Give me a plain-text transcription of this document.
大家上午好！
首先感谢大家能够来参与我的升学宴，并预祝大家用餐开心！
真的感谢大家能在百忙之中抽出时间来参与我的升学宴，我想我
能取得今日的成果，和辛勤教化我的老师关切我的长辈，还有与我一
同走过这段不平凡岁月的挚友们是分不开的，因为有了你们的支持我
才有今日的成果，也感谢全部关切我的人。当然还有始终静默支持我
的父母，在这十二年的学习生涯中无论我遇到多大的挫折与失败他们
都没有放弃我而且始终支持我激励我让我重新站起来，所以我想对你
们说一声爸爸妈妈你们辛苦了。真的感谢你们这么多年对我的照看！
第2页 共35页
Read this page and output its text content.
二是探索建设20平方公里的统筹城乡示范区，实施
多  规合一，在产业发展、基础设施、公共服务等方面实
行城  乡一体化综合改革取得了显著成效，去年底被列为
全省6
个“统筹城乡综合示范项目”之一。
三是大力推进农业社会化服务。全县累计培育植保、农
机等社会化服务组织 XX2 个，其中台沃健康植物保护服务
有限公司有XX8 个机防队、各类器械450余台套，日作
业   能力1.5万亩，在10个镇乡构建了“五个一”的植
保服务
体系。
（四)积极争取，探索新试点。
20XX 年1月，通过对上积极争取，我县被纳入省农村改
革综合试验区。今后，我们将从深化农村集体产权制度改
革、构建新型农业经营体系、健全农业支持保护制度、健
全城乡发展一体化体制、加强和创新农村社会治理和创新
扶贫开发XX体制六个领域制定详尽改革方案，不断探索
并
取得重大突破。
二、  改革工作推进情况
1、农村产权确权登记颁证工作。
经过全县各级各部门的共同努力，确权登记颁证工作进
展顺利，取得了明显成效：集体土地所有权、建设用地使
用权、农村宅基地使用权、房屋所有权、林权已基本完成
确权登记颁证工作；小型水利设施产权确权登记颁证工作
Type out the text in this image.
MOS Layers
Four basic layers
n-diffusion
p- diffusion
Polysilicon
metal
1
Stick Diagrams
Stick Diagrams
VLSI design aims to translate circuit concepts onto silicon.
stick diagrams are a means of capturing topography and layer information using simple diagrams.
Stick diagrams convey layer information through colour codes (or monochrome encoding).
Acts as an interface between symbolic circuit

========================================

> [TASK STATEMENT] Only the lines from the one holding "Type out the text in this image." through the end of the listing should be given again, exactly and with both ends included.

> [REPLY]
Type out the text in this image.
MOS Layers
Four basic layers
n-diffusion
p- diffusion
Polysilicon
metal
1
Stick Diagrams
Stick Diagrams
VLSI design aims to translate circuit concepts onto silicon.
stick diagrams are a means of capturing topography and layer information using simple diagrams.
Stick diagrams convey layer information through colour codes (or monochrome encoding).
Acts as an interface between symbolic circuit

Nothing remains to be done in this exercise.